* [THE TASK]
The entries are to be returned exactly, with images left out.

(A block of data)
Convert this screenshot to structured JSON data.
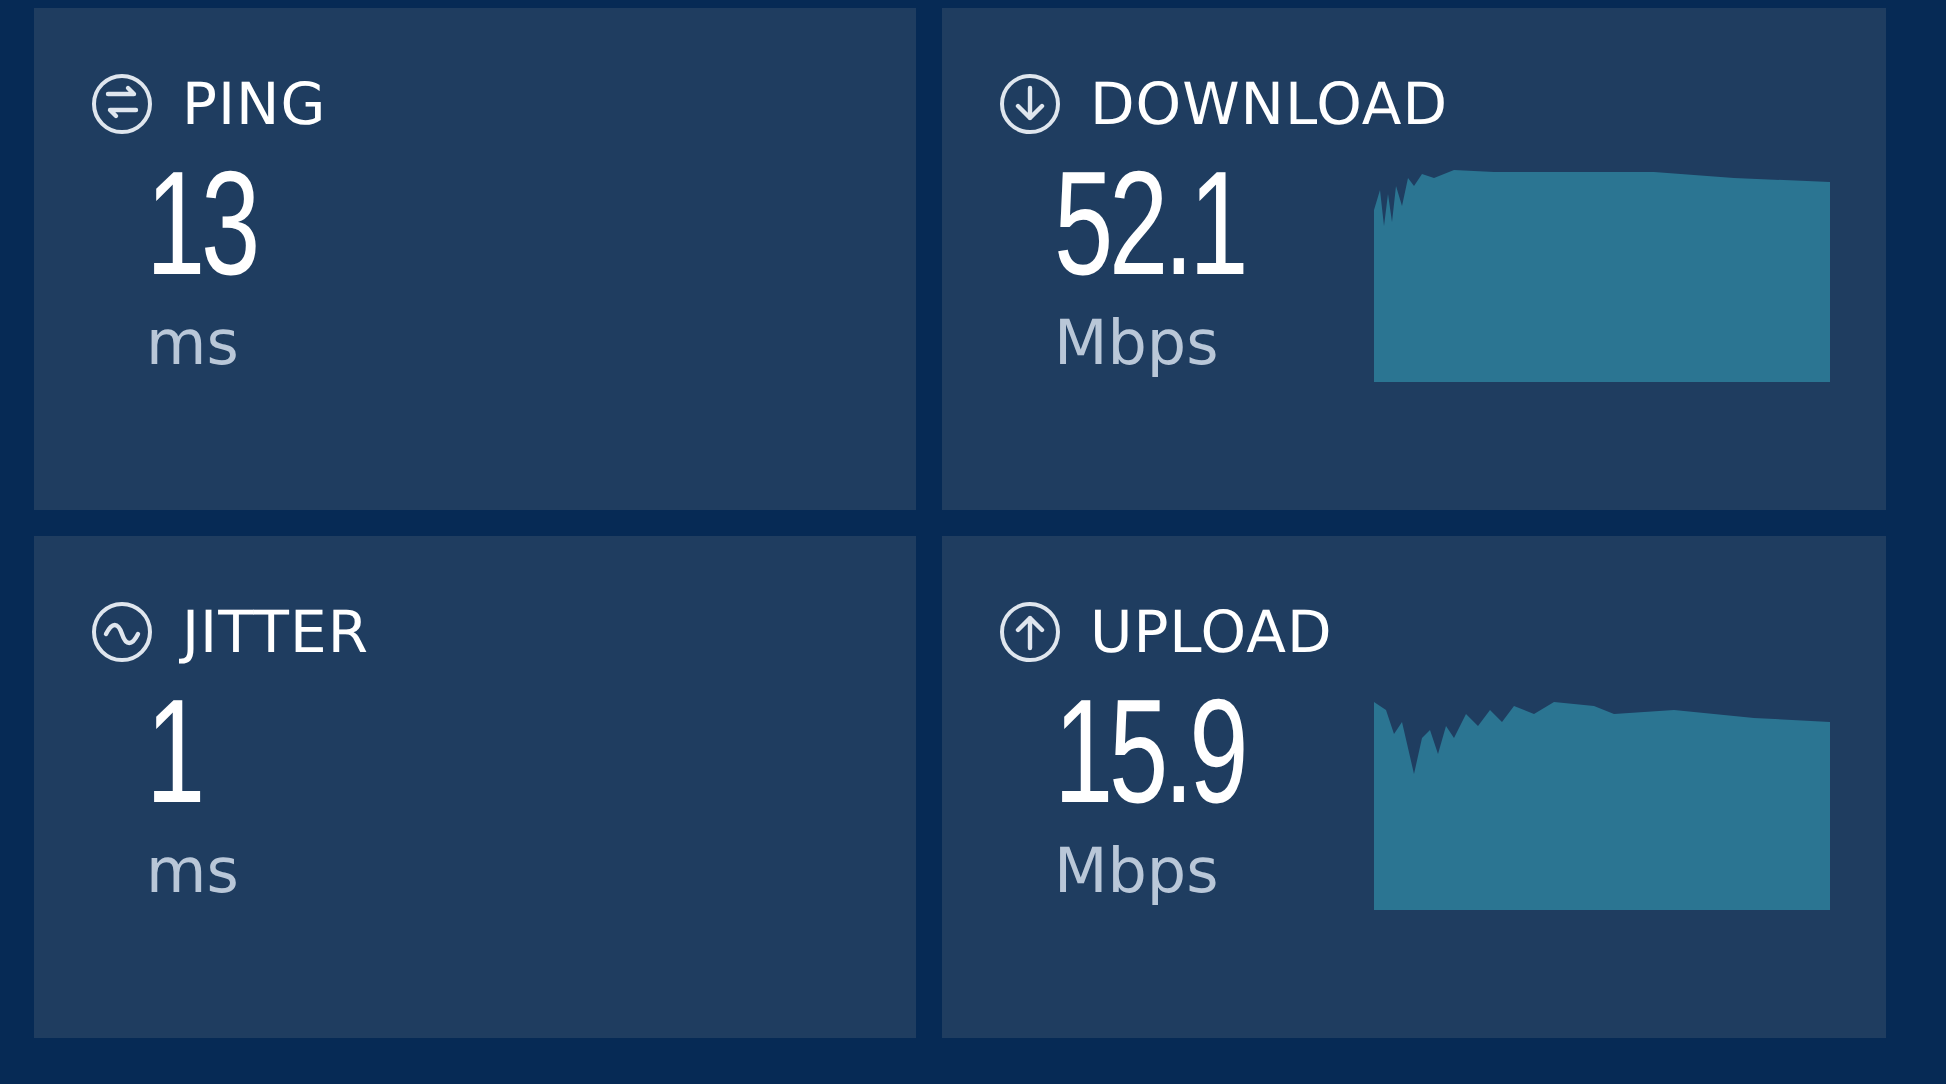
{
  "cards": [
    {
      "kind": "ping",
      "label": "PING",
      "value": "13",
      "unit": "ms"
    },
    {
      "kind": "download",
      "label": "DOWNLOAD",
      "value": "52.1",
      "unit": "Mbps"
    },
    {
      "kind": "jitter",
      "label": "JITTER",
      "value": "1",
      "unit": "ms"
    },
    {
      "kind": "upload",
      "label": "UPLOAD",
      "value": "15.9",
      "unit": "Mbps"
    }
  ]
}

* [REPLY TO THE TASK]
Convert this screenshot to structured JSON data.
{
  "cards": [
    {
      "kind": "ping",
      "label": "PING",
      "value": "13",
      "unit": "ms"
    },
    {
      "kind": "download",
      "label": "DOWNLOAD",
      "value": "52.1",
      "unit": "Mbps"
    },
    {
      "kind": "jitter",
      "label": "JITTER",
      "value": "1",
      "unit": "ms"
    },
    {
      "kind": "upload",
      "label": "UPLOAD",
      "value": "15.9",
      "unit": "Mbps"
    }
  ]
}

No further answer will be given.